[Exercise inputs]:
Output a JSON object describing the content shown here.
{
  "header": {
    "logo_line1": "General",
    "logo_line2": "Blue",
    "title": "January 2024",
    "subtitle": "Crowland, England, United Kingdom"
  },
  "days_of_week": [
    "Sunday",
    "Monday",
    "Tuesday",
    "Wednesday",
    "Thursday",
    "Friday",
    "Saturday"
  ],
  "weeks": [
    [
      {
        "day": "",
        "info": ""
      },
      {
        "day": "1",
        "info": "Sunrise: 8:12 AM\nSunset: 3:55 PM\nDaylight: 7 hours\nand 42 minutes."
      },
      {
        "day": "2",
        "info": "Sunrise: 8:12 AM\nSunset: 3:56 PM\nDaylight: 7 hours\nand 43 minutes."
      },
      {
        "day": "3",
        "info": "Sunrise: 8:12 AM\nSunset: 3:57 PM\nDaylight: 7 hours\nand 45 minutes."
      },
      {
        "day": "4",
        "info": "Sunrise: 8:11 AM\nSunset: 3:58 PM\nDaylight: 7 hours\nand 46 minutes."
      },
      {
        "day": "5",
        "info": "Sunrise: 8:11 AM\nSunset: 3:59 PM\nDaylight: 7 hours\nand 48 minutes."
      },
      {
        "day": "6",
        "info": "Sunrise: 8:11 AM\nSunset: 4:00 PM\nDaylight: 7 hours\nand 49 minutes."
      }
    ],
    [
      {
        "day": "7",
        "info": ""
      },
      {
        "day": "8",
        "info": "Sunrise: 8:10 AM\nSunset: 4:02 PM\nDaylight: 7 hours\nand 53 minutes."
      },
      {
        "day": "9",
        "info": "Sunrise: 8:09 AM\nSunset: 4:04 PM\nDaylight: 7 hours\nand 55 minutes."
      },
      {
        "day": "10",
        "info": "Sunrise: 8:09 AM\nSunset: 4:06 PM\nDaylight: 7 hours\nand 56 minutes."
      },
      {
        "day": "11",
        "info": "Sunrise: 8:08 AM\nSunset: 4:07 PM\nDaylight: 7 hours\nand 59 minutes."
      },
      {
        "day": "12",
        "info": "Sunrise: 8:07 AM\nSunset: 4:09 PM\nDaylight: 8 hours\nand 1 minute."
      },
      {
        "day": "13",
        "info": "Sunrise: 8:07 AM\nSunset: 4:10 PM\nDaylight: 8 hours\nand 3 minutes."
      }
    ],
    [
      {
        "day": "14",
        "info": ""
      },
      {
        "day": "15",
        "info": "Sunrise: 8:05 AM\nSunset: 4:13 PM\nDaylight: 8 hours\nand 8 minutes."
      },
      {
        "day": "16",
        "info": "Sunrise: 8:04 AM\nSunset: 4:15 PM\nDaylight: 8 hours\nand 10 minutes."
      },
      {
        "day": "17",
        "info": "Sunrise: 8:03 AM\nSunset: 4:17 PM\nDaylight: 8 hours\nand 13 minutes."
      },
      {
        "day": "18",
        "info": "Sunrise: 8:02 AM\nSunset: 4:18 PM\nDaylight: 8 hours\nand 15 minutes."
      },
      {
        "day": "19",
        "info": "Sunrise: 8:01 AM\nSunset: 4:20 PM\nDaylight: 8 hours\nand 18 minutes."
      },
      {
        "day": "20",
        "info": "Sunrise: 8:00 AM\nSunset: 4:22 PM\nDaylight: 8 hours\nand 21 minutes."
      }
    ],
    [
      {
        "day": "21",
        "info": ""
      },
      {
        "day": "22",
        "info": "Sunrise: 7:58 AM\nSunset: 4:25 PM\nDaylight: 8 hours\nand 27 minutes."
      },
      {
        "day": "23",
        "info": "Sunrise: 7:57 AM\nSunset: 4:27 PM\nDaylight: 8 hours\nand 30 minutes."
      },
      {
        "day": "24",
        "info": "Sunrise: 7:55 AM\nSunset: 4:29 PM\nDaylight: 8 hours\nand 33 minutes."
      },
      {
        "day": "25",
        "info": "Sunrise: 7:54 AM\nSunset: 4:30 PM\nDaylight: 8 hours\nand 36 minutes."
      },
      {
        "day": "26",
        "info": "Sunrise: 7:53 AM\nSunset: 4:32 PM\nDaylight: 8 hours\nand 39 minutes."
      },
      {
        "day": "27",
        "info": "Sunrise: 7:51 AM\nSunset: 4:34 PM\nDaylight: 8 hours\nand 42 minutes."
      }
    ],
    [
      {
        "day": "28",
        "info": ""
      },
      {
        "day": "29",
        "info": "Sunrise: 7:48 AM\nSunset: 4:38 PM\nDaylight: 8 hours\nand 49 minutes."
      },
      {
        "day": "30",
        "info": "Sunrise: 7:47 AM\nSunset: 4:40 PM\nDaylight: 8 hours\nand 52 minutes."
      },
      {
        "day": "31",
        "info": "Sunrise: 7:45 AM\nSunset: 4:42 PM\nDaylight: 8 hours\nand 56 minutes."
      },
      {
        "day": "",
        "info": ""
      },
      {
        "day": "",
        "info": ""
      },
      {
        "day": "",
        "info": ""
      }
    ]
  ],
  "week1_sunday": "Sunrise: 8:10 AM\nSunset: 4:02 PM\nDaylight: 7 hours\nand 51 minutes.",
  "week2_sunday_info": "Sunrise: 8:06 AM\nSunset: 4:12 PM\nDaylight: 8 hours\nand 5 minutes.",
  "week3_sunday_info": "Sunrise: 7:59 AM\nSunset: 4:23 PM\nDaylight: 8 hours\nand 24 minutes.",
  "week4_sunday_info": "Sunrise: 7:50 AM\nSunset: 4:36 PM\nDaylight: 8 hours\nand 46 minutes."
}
--
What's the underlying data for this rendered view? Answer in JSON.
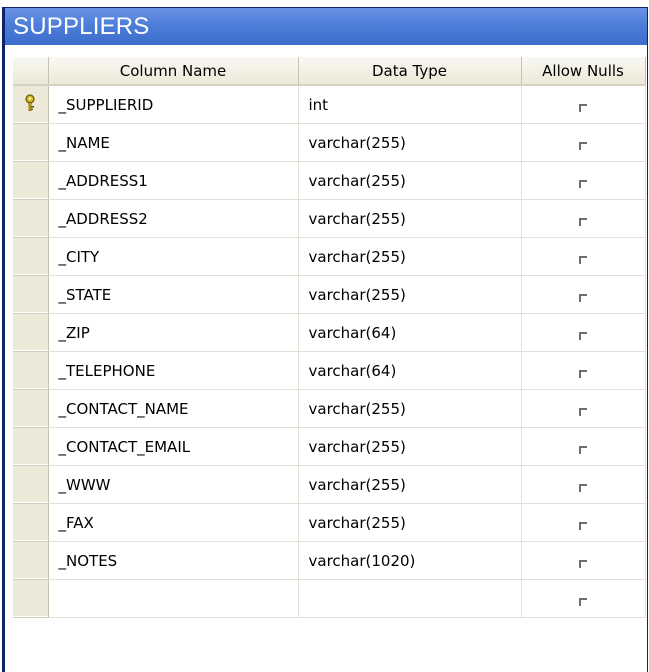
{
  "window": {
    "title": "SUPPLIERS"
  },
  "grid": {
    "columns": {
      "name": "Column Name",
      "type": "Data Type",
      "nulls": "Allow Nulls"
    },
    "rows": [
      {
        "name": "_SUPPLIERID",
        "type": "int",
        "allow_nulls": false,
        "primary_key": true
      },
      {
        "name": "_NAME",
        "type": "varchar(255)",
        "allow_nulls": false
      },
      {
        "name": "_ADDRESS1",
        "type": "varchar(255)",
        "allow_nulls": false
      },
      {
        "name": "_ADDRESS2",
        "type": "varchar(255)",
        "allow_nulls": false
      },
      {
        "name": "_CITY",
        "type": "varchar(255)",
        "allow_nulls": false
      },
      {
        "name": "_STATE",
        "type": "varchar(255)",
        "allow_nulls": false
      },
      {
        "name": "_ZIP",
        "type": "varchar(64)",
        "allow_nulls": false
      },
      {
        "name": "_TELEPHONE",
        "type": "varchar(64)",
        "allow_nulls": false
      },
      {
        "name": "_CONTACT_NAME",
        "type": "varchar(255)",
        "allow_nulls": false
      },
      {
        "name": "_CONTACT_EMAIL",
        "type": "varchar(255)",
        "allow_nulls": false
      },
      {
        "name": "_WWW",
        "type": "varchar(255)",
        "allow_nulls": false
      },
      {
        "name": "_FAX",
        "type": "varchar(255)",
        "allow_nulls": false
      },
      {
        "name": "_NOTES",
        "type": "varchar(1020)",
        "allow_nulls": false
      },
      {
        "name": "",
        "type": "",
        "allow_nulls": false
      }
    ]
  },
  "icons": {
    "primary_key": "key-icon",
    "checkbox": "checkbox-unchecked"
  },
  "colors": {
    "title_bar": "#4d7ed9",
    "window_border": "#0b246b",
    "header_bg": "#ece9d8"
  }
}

[What the exercise asks]:
Show each line of the listing that holds the string "JSON".

[Output of the task]:
Output a JSON object describing the content shown here.
What's the underlying data for this rendered view? Answer in JSON.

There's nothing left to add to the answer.